_EXERCISE_:
Provide the count of lines that hold "szerinti" and no other output.

# Start of RECORDS FOR THIS TASK

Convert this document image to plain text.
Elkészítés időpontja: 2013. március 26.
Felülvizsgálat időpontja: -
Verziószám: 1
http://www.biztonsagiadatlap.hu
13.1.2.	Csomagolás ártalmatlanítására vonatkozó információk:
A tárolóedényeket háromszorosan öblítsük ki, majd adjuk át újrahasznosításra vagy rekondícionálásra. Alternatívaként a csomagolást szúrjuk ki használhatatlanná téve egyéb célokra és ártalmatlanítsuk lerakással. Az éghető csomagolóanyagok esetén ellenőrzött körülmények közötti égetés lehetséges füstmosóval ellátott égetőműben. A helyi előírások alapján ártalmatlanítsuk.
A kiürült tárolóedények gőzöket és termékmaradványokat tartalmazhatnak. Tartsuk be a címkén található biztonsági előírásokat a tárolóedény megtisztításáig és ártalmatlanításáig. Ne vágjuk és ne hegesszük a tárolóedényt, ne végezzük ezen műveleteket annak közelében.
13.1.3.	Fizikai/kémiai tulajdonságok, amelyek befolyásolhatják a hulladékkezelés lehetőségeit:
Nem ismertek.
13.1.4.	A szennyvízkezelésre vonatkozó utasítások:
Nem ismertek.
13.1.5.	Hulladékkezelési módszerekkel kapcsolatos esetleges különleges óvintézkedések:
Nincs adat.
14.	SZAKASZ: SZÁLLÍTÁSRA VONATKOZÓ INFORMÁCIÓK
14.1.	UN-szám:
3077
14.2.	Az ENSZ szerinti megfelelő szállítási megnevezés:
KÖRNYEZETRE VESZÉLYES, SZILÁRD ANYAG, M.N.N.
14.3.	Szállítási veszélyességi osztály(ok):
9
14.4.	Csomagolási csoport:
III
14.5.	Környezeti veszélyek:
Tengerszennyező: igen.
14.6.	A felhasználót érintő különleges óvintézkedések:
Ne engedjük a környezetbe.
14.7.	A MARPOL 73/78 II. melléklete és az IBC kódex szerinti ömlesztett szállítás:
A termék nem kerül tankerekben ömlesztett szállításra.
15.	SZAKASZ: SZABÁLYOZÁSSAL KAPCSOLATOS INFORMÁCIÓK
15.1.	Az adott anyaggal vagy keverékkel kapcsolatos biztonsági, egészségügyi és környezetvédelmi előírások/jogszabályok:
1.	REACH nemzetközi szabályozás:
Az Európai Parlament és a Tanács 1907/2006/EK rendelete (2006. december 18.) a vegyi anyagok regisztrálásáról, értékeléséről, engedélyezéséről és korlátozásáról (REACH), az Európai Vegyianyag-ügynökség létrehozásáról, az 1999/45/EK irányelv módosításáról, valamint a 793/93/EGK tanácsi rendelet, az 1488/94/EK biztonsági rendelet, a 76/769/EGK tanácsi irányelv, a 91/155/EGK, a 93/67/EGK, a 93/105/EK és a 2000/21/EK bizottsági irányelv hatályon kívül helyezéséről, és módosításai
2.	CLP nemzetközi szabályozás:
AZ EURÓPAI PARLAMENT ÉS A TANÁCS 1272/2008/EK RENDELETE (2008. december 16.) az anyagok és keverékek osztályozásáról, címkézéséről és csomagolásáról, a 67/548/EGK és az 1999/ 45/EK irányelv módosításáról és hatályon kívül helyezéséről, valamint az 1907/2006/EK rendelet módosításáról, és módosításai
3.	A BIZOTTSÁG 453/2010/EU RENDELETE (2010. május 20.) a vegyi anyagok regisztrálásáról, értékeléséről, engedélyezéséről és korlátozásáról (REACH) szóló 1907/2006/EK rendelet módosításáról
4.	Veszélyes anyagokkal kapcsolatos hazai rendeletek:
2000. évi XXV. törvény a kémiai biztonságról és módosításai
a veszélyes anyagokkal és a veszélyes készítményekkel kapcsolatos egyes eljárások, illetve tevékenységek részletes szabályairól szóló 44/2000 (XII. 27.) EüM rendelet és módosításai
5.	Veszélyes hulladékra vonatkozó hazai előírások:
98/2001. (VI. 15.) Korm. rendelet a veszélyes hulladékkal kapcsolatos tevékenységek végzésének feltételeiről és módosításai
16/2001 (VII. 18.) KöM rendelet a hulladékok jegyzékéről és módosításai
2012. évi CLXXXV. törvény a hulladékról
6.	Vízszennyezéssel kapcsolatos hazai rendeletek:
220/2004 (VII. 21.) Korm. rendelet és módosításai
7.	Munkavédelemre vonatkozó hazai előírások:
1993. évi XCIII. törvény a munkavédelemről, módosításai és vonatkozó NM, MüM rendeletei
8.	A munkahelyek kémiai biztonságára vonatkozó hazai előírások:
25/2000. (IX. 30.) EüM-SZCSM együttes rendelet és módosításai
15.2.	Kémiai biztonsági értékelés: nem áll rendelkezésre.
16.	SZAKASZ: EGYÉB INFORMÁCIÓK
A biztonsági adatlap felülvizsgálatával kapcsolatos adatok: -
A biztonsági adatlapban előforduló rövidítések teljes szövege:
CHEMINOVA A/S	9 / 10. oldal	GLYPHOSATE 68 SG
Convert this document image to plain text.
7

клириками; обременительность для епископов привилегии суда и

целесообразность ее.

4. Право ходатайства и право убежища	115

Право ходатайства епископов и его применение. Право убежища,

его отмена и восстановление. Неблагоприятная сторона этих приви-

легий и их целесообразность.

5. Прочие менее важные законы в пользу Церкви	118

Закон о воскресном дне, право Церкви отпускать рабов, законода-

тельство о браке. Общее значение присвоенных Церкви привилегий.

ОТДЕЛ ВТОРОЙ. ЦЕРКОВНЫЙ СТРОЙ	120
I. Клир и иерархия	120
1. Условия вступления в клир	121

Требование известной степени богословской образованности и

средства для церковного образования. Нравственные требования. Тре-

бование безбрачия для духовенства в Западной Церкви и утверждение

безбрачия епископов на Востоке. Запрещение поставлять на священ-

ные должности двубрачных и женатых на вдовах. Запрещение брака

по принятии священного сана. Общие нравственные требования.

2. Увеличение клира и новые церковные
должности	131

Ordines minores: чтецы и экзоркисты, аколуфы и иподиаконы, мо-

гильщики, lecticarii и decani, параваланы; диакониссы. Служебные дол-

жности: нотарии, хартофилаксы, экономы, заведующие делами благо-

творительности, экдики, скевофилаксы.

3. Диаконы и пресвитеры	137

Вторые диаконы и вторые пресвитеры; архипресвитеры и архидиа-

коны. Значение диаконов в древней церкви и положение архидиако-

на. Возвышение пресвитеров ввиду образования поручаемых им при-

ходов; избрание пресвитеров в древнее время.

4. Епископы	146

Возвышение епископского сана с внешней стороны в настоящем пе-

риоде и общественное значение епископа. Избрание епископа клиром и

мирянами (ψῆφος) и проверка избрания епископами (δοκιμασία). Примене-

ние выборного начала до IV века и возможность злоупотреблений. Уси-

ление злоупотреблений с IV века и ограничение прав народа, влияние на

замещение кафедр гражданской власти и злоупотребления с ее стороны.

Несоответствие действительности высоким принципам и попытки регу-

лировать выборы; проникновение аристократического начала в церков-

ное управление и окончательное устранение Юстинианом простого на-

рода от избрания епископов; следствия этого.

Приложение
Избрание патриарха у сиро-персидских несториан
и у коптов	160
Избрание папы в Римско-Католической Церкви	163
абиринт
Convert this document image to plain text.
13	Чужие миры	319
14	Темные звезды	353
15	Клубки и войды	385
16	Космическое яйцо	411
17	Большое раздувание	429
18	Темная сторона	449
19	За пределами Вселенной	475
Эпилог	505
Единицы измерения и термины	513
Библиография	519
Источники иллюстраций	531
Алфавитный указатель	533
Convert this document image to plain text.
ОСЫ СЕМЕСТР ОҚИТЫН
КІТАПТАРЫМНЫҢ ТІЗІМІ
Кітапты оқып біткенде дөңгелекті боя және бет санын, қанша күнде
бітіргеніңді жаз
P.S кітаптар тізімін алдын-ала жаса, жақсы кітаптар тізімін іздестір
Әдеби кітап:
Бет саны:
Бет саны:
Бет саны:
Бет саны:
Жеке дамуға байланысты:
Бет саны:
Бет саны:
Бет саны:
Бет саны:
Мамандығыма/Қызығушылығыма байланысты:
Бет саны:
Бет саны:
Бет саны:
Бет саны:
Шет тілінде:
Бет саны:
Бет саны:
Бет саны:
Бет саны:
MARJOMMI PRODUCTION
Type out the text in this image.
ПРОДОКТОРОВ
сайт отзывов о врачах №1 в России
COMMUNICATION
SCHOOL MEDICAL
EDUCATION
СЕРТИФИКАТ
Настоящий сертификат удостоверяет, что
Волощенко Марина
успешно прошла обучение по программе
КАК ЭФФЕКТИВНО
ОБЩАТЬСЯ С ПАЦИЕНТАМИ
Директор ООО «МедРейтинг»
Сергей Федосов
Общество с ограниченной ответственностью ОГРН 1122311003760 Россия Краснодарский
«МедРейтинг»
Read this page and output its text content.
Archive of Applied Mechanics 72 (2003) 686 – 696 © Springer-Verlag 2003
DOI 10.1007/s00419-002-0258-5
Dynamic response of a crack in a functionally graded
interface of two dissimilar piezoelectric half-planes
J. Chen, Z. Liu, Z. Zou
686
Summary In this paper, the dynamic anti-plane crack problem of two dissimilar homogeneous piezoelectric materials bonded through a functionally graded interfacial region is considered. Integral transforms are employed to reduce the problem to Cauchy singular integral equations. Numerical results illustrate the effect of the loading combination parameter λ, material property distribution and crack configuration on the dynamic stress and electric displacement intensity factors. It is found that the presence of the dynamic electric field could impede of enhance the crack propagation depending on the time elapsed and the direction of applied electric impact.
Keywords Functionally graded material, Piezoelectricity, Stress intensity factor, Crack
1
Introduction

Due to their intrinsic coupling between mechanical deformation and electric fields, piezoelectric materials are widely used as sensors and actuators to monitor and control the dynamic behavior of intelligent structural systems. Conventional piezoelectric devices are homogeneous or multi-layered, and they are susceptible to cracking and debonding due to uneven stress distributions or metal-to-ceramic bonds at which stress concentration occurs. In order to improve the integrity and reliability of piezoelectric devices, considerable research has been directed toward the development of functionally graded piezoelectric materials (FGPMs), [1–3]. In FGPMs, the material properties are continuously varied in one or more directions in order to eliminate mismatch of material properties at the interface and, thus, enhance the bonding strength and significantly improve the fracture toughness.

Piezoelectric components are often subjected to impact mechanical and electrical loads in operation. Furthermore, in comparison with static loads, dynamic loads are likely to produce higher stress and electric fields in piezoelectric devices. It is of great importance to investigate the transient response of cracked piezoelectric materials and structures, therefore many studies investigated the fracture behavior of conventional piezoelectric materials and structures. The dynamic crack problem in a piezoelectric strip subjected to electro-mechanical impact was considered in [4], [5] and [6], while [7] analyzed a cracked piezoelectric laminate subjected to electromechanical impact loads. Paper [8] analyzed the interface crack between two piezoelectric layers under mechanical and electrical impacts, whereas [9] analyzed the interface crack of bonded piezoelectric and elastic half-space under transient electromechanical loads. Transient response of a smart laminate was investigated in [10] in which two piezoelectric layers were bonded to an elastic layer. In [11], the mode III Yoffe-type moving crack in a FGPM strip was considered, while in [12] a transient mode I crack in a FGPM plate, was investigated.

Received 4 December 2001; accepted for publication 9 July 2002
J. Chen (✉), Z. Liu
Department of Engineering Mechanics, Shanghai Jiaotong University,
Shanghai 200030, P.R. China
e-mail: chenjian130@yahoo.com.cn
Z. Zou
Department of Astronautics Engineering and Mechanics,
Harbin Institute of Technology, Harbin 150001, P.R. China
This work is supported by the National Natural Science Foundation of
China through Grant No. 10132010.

# End of RECORDS FOR THIS TASK

_THE REPLY_:
2